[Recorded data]
---------------

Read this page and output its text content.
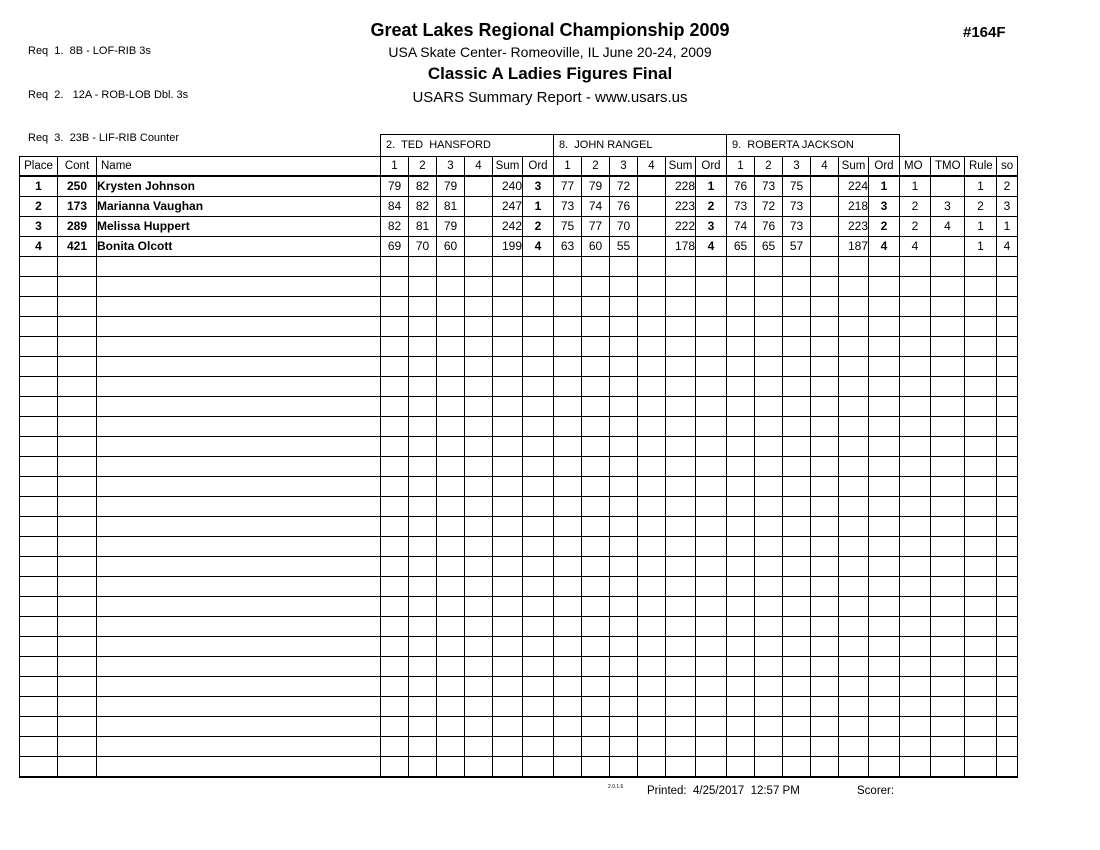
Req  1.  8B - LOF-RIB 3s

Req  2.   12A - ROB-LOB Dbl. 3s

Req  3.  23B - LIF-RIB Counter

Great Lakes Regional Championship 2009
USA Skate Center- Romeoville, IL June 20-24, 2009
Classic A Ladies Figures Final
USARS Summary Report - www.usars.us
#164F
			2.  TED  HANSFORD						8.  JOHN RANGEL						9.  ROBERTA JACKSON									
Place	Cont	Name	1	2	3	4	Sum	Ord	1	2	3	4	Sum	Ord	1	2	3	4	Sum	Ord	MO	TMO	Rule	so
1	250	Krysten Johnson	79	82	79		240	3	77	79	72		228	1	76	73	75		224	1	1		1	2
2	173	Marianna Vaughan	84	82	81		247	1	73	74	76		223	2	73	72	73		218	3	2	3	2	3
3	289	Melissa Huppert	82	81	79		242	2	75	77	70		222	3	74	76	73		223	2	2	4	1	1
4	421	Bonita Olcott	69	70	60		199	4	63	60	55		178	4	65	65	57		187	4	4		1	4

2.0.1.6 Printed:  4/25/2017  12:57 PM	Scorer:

---------------

EXERCISE INSTRUCTIONS ->
Restate the records above in full, word for word. Keep pictures out.

OUTPUT ->
Read this page and output its text content.
Req  1.  8B - LOF-RIB 3s

Req  2.   12A - ROB-LOB Dbl. 3s

Req  3.  23B - LIF-RIB Counter

Great Lakes Regional Championship 2009
USA Skate Center- Romeoville, IL June 20-24, 2009
Classic A Ladies Figures Final
USARS Summary Report - www.usars.us
#164F
			2.  TED  HANSFORD						8.  JOHN RANGEL						9.  ROBERTA JACKSON									
Place	Cont	Name	1	2	3	4	Sum	Ord	1	2	3	4	Sum	Ord	1	2	3	4	Sum	Ord	MO	TMO	Rule	so
1	250	Krysten Johnson	79	82	79		240	3	77	79	72		228	1	76	73	75		224	1	1		1	2
2	173	Marianna Vaughan	84	82	81		247	1	73	74	76		223	2	73	72	73		218	3	2	3	2	3
3	289	Melissa Huppert	82	81	79		242	2	75	77	70		222	3	74	76	73		223	2	2	4	1	1
4	421	Bonita Olcott	69	70	60		199	4	63	60	55		178	4	65	65	57		187	4	4		1	4

2.0.1.6 Printed:  4/25/2017  12:57 PM	Scorer:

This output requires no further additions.